======== Supplied material ========

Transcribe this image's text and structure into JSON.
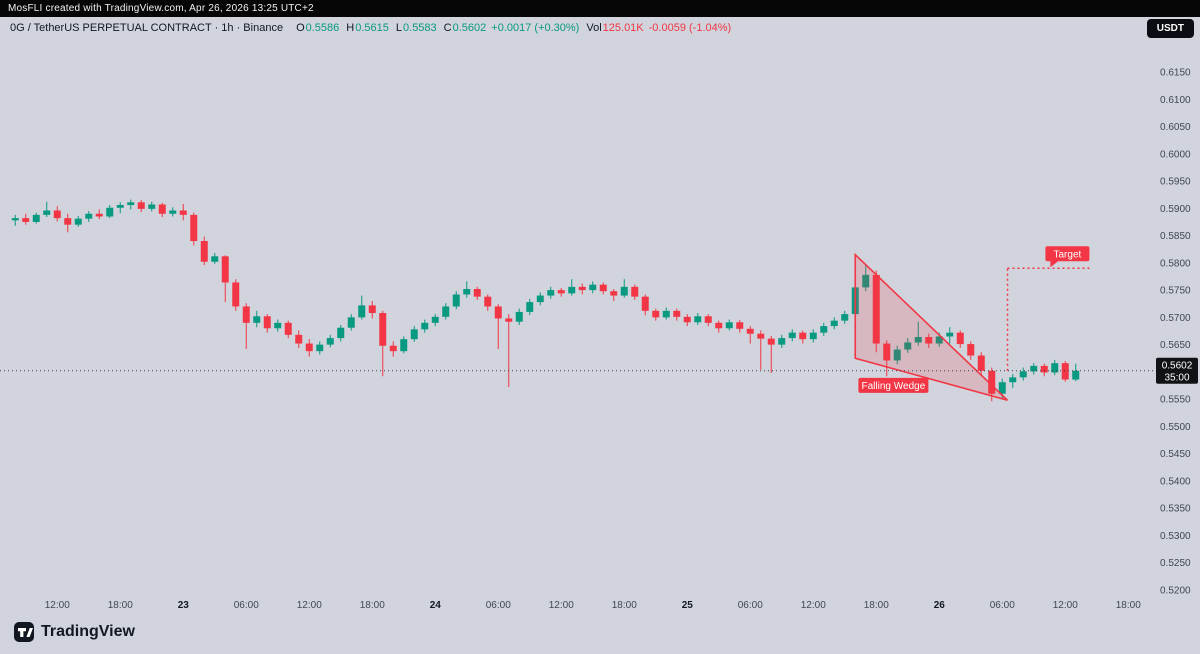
{
  "top_bar": {
    "text": "MosFLI created with TradingView.com, Apr 26, 2026 13:25 UTC+2"
  },
  "toolbar": {
    "currency_button": "USDT"
  },
  "legend": {
    "title": "0G / TetherUS PERPETUAL CONTRACT · 1h · Binance",
    "ohlc": [
      {
        "label": "O",
        "value": "0.5586"
      },
      {
        "label": "H",
        "value": "0.5615"
      },
      {
        "label": "L",
        "value": "0.5583"
      },
      {
        "label": "C",
        "value": "0.5602"
      }
    ],
    "change": "+0.0017 (+0.30%)",
    "vol_label": "Vol",
    "vol_value": "125.01K",
    "vol_change": "-0.0059 (-1.04%)"
  },
  "price_badge": {
    "price": "0.5602",
    "countdown": "35:00"
  },
  "logo": {
    "text": "TradingView"
  },
  "colors": {
    "up": "#089981",
    "down": "#f23645",
    "drawing": "#f23645",
    "background": "#d1d4dc",
    "axis_text": "#42464e",
    "price_line": "#3b3f46",
    "badge_bg": "#101216",
    "badge_text": "#ffffff"
  },
  "chart_data": {
    "type": "candlestick",
    "title": "0G / TetherUS PERPETUAL CONTRACT",
    "interval": "1h",
    "exchange": "Binance",
    "legend_readout": {
      "o": 0.5586,
      "h": 0.5615,
      "l": 0.5583,
      "c": 0.5602,
      "change": "+0.0017 (+0.30%)",
      "volume": "125.01K",
      "volume_change": "-0.0059 (-1.04%)"
    },
    "y_axis": {
      "min": 0.52,
      "max": 0.615,
      "last_price": 0.5602,
      "countdown": "35:00",
      "ticks": [
        "0.6150",
        "0.6100",
        "0.6050",
        "0.6000",
        "0.5950",
        "0.5900",
        "0.5850",
        "0.5800",
        "0.5750",
        "0.5700",
        "0.5650",
        "0.5600",
        "0.5550",
        "0.5500",
        "0.5450",
        "0.5400",
        "0.5350",
        "0.5300",
        "0.5250",
        "0.5200"
      ]
    },
    "x_ticks": [
      {
        "label": "12:00",
        "i": 4
      },
      {
        "label": "18:00",
        "i": 10
      },
      {
        "label": "23",
        "i": 16,
        "major": true
      },
      {
        "label": "06:00",
        "i": 22
      },
      {
        "label": "12:00",
        "i": 28
      },
      {
        "label": "18:00",
        "i": 34
      },
      {
        "label": "24",
        "i": 40,
        "major": true
      },
      {
        "label": "06:00",
        "i": 46
      },
      {
        "label": "12:00",
        "i": 52
      },
      {
        "label": "18:00",
        "i": 58
      },
      {
        "label": "25",
        "i": 64,
        "major": true
      },
      {
        "label": "06:00",
        "i": 70
      },
      {
        "label": "12:00",
        "i": 76
      },
      {
        "label": "18:00",
        "i": 82
      },
      {
        "label": "26",
        "i": 88,
        "major": true
      },
      {
        "label": "06:00",
        "i": 94
      },
      {
        "label": "12:00",
        "i": 100
      },
      {
        "label": "18:00",
        "i": 106
      }
    ],
    "candles": [
      [
        0.5878,
        0.5888,
        0.5868,
        0.5882
      ],
      [
        0.5882,
        0.589,
        0.587,
        0.5875
      ],
      [
        0.5875,
        0.5892,
        0.5872,
        0.5888
      ],
      [
        0.5888,
        0.5912,
        0.5884,
        0.5896
      ],
      [
        0.5896,
        0.5904,
        0.5876,
        0.5882
      ],
      [
        0.5882,
        0.589,
        0.5856,
        0.587
      ],
      [
        0.587,
        0.5886,
        0.5866,
        0.5881
      ],
      [
        0.5881,
        0.5895,
        0.5875,
        0.589
      ],
      [
        0.589,
        0.5898,
        0.588,
        0.5885
      ],
      [
        0.5885,
        0.5906,
        0.5882,
        0.5901
      ],
      [
        0.5901,
        0.5911,
        0.5891,
        0.5906
      ],
      [
        0.5906,
        0.5916,
        0.5898,
        0.5911
      ],
      [
        0.5911,
        0.5915,
        0.5893,
        0.5899
      ],
      [
        0.5899,
        0.5912,
        0.5894,
        0.5907
      ],
      [
        0.5907,
        0.591,
        0.5884,
        0.589
      ],
      [
        0.589,
        0.5902,
        0.5885,
        0.5896
      ],
      [
        0.5896,
        0.5908,
        0.5878,
        0.5888
      ],
      [
        0.5888,
        0.5892,
        0.5832,
        0.584
      ],
      [
        0.584,
        0.5848,
        0.5796,
        0.5802
      ],
      [
        0.5802,
        0.5818,
        0.5798,
        0.5812
      ],
      [
        0.5812,
        0.5814,
        0.5728,
        0.5764
      ],
      [
        0.5764,
        0.577,
        0.5712,
        0.572
      ],
      [
        0.572,
        0.5726,
        0.5642,
        0.569
      ],
      [
        0.569,
        0.5712,
        0.5682,
        0.5702
      ],
      [
        0.5702,
        0.5706,
        0.5672,
        0.568
      ],
      [
        0.568,
        0.5696,
        0.5674,
        0.569
      ],
      [
        0.569,
        0.5694,
        0.5662,
        0.5668
      ],
      [
        0.5668,
        0.5676,
        0.5644,
        0.5652
      ],
      [
        0.5652,
        0.566,
        0.5628,
        0.5638
      ],
      [
        0.5638,
        0.5656,
        0.5632,
        0.565
      ],
      [
        0.565,
        0.5668,
        0.5645,
        0.5662
      ],
      [
        0.5662,
        0.5686,
        0.5656,
        0.5681
      ],
      [
        0.5681,
        0.5706,
        0.5676,
        0.57
      ],
      [
        0.57,
        0.574,
        0.5696,
        0.5722
      ],
      [
        0.5722,
        0.573,
        0.5698,
        0.5708
      ],
      [
        0.5708,
        0.5712,
        0.5592,
        0.5648
      ],
      [
        0.5648,
        0.5656,
        0.5628,
        0.5638
      ],
      [
        0.5638,
        0.5665,
        0.5634,
        0.566
      ],
      [
        0.566,
        0.5684,
        0.5655,
        0.5678
      ],
      [
        0.5678,
        0.5696,
        0.5672,
        0.569
      ],
      [
        0.569,
        0.5706,
        0.5684,
        0.5701
      ],
      [
        0.5701,
        0.5726,
        0.5696,
        0.572
      ],
      [
        0.572,
        0.5748,
        0.5715,
        0.5742
      ],
      [
        0.5742,
        0.5766,
        0.5736,
        0.5752
      ],
      [
        0.5752,
        0.5756,
        0.5732,
        0.5738
      ],
      [
        0.5738,
        0.5742,
        0.5712,
        0.572
      ],
      [
        0.572,
        0.5724,
        0.5642,
        0.5698
      ],
      [
        0.5698,
        0.5706,
        0.5572,
        0.5692
      ],
      [
        0.5692,
        0.5716,
        0.5686,
        0.571
      ],
      [
        0.571,
        0.5734,
        0.5704,
        0.5728
      ],
      [
        0.5728,
        0.5746,
        0.5722,
        0.574
      ],
      [
        0.574,
        0.5756,
        0.5734,
        0.575
      ],
      [
        0.575,
        0.5754,
        0.5738,
        0.5744
      ],
      [
        0.5744,
        0.577,
        0.574,
        0.5756
      ],
      [
        0.5756,
        0.5762,
        0.5742,
        0.575
      ],
      [
        0.575,
        0.5766,
        0.5744,
        0.576
      ],
      [
        0.576,
        0.5764,
        0.5742,
        0.5748
      ],
      [
        0.5748,
        0.5752,
        0.573,
        0.574
      ],
      [
        0.574,
        0.577,
        0.5736,
        0.5756
      ],
      [
        0.5756,
        0.576,
        0.5732,
        0.5738
      ],
      [
        0.5738,
        0.5742,
        0.5704,
        0.5712
      ],
      [
        0.5712,
        0.5716,
        0.5694,
        0.57
      ],
      [
        0.57,
        0.5718,
        0.5696,
        0.5712
      ],
      [
        0.5712,
        0.5716,
        0.5694,
        0.5701
      ],
      [
        0.5701,
        0.5706,
        0.5684,
        0.5691
      ],
      [
        0.5691,
        0.5708,
        0.5686,
        0.5702
      ],
      [
        0.5702,
        0.5706,
        0.5684,
        0.569
      ],
      [
        0.569,
        0.5694,
        0.5672,
        0.568
      ],
      [
        0.568,
        0.5696,
        0.5676,
        0.5691
      ],
      [
        0.5691,
        0.5695,
        0.5672,
        0.5679
      ],
      [
        0.5679,
        0.5684,
        0.5652,
        0.567
      ],
      [
        0.567,
        0.5676,
        0.5604,
        0.5661
      ],
      [
        0.5661,
        0.5666,
        0.5598,
        0.565
      ],
      [
        0.565,
        0.5668,
        0.5644,
        0.5662
      ],
      [
        0.5662,
        0.5678,
        0.5656,
        0.5672
      ],
      [
        0.5672,
        0.5676,
        0.5652,
        0.566
      ],
      [
        0.566,
        0.5678,
        0.5654,
        0.5672
      ],
      [
        0.5672,
        0.569,
        0.5666,
        0.5684
      ],
      [
        0.5684,
        0.57,
        0.5678,
        0.5694
      ],
      [
        0.5694,
        0.5712,
        0.5688,
        0.5706
      ],
      [
        0.5706,
        0.5762,
        0.57,
        0.5755
      ],
      [
        0.5755,
        0.5795,
        0.5748,
        0.5778
      ],
      [
        0.5778,
        0.5786,
        0.5636,
        0.5652
      ],
      [
        0.5652,
        0.5658,
        0.5592,
        0.5621
      ],
      [
        0.5621,
        0.5648,
        0.5614,
        0.5641
      ],
      [
        0.5641,
        0.5662,
        0.5635,
        0.5654
      ],
      [
        0.5654,
        0.5692,
        0.5648,
        0.5664
      ],
      [
        0.5664,
        0.567,
        0.5644,
        0.5652
      ],
      [
        0.5652,
        0.5672,
        0.5646,
        0.5665
      ],
      [
        0.5665,
        0.5682,
        0.5652,
        0.5672
      ],
      [
        0.5672,
        0.5676,
        0.5644,
        0.5651
      ],
      [
        0.5651,
        0.5656,
        0.5622,
        0.563
      ],
      [
        0.563,
        0.5636,
        0.5594,
        0.5602
      ],
      [
        0.5602,
        0.5608,
        0.5546,
        0.556
      ],
      [
        0.556,
        0.5588,
        0.5552,
        0.5581
      ],
      [
        0.5581,
        0.5596,
        0.557,
        0.559
      ],
      [
        0.559,
        0.5608,
        0.5584,
        0.5601
      ],
      [
        0.5601,
        0.5616,
        0.5595,
        0.5611
      ],
      [
        0.5611,
        0.5615,
        0.5592,
        0.5599
      ],
      [
        0.5599,
        0.5622,
        0.5594,
        0.5616
      ],
      [
        0.5616,
        0.562,
        0.5582,
        0.5586
      ],
      [
        0.5586,
        0.5615,
        0.5583,
        0.5602
      ]
    ],
    "drawings": {
      "wedge": {
        "label": "Falling Wedge",
        "points": [
          {
            "i": 80,
            "p": 0.5815
          },
          {
            "i": 94.5,
            "p": 0.5548
          },
          {
            "i": 80,
            "p": 0.5625
          }
        ],
        "label_i": 80.3,
        "label_p": 0.5589
      },
      "target": {
        "label": "Target",
        "price": 0.579,
        "from_price": 0.5602,
        "from_i": 94.5,
        "to_i": 102.3
      }
    }
  }
}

========

▸ **Exercise brief**: Find the string "TetherUS" in the records, then copy each line where it occurs.

▸ **Expected answer**:
    "title": "0G / TetherUS PERPETUAL CONTRACT · 1h · Binance",
    "title": "0G / TetherUS PERPETUAL CONTRACT",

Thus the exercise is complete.